From the records below, extract all the text exactly and leave the images behind.
####################
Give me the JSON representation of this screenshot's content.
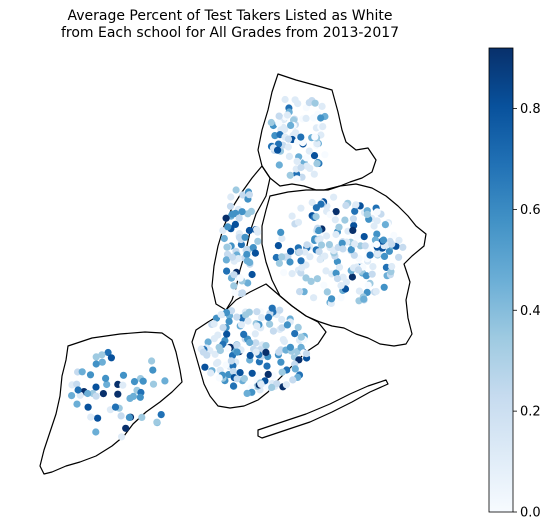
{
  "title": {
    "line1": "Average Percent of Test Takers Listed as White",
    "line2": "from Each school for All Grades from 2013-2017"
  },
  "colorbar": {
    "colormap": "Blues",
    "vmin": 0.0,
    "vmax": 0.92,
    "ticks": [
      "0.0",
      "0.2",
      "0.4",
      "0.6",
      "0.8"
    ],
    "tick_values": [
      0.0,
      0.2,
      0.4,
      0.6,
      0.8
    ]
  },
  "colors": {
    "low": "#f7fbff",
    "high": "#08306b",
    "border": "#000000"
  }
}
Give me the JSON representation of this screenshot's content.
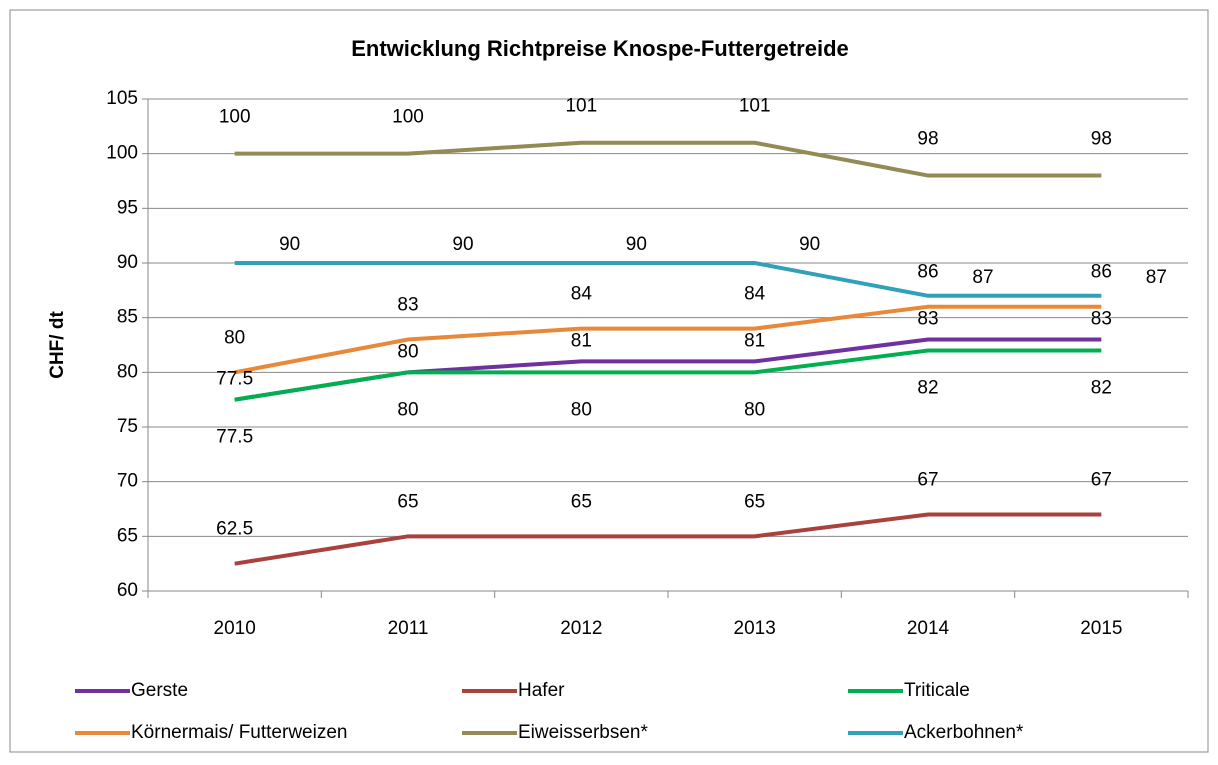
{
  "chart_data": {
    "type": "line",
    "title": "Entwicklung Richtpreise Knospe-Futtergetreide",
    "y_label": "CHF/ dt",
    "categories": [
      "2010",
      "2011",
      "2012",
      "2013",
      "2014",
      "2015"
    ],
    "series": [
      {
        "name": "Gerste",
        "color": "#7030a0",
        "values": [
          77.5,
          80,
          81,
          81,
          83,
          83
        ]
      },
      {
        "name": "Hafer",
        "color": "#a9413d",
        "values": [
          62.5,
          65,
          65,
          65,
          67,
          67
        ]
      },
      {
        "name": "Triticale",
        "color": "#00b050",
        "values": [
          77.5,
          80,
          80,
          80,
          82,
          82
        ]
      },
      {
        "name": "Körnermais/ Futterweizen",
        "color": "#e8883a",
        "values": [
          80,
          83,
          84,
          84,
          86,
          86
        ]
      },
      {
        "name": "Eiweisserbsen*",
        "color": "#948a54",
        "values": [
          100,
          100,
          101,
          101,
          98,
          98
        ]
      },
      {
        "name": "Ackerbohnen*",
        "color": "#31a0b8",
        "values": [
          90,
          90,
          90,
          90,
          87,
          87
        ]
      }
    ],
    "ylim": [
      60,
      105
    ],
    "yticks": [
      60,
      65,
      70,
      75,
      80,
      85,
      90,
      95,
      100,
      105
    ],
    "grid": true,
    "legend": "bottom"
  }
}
####################
▶ **Solved exercise**:
Give me the JSON representation of this screenshot's content.
{
  "title": {
    "line1": "Average Percent of Test Takers Listed as White",
    "line2": "from Each school for All Grades from 2013-2017"
  },
  "colorbar": {
    "colormap": "Blues",
    "vmin": 0.0,
    "vmax": 0.92,
    "ticks": [
      "0.0",
      "0.2",
      "0.4",
      "0.6",
      "0.8"
    ],
    "tick_values": [
      0.0,
      0.2,
      0.4,
      0.6,
      0.8
    ]
  },
  "colors": {
    "low": "#f7fbff",
    "high": "#08306b",
    "border": "#000000"
  }
}
Give me the JSON representation of this screenshot's content.
{
  "chart_data": {
    "type": "line",
    "title": "Entwicklung Richtpreise Knospe-Futtergetreide",
    "y_label": "CHF/ dt",
    "categories": [
      "2010",
      "2011",
      "2012",
      "2013",
      "2014",
      "2015"
    ],
    "series": [
      {
        "name": "Gerste",
        "color": "#7030a0",
        "values": [
          77.5,
          80,
          81,
          81,
          83,
          83
        ]
      },
      {
        "name": "Hafer",
        "color": "#a9413d",
        "values": [
          62.5,
          65,
          65,
          65,
          67,
          67
        ]
      },
      {
        "name": "Triticale",
        "color": "#00b050",
        "values": [
          77.5,
          80,
          80,
          80,
          82,
          82
        ]
      },
      {
        "name": "Körnermais/ Futterweizen",
        "color": "#e8883a",
        "values": [
          80,
          83,
          84,
          84,
          86,
          86
        ]
      },
      {
        "name": "Eiweisserbsen*",
        "color": "#948a54",
        "values": [
          100,
          100,
          101,
          101,
          98,
          98
        ]
      },
      {
        "name": "Ackerbohnen*",
        "color": "#31a0b8",
        "values": [
          90,
          90,
          90,
          90,
          87,
          87
        ]
      }
    ],
    "ylim": [
      60,
      105
    ],
    "yticks": [
      60,
      65,
      70,
      75,
      80,
      85,
      90,
      95,
      100,
      105
    ],
    "grid": true,
    "legend": "bottom"
  }
}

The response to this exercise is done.